##### Rows #####

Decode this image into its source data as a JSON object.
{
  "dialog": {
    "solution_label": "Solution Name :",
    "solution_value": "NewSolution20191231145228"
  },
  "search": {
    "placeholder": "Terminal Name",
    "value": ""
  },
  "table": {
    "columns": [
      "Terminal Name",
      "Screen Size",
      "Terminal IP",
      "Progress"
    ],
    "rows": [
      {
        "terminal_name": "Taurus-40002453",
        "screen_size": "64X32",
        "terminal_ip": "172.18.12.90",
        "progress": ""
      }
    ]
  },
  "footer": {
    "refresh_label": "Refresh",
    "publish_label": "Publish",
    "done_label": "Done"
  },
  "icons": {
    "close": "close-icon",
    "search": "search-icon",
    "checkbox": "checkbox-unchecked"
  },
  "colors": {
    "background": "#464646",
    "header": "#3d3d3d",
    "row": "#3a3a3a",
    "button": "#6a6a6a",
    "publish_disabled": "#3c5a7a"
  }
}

#####

| Exercise aim |
Return the entries in full, keeping every line exactly as it is.

| Result |
Decode this image into its source data as a JSON object.
{
  "dialog": {
    "solution_label": "Solution Name :",
    "solution_value": "NewSolution20191231145228"
  },
  "search": {
    "placeholder": "Terminal Name",
    "value": ""
  },
  "table": {
    "columns": [
      "Terminal Name",
      "Screen Size",
      "Terminal IP",
      "Progress"
    ],
    "rows": [
      {
        "terminal_name": "Taurus-40002453",
        "screen_size": "64X32",
        "terminal_ip": "172.18.12.90",
        "progress": ""
      }
    ]
  },
  "footer": {
    "refresh_label": "Refresh",
    "publish_label": "Publish",
    "done_label": "Done"
  },
  "icons": {
    "close": "close-icon",
    "search": "search-icon",
    "checkbox": "checkbox-unchecked"
  },
  "colors": {
    "background": "#464646",
    "header": "#3d3d3d",
    "row": "#3a3a3a",
    "button": "#6a6a6a",
    "publish_disabled": "#3c5a7a"
  }
}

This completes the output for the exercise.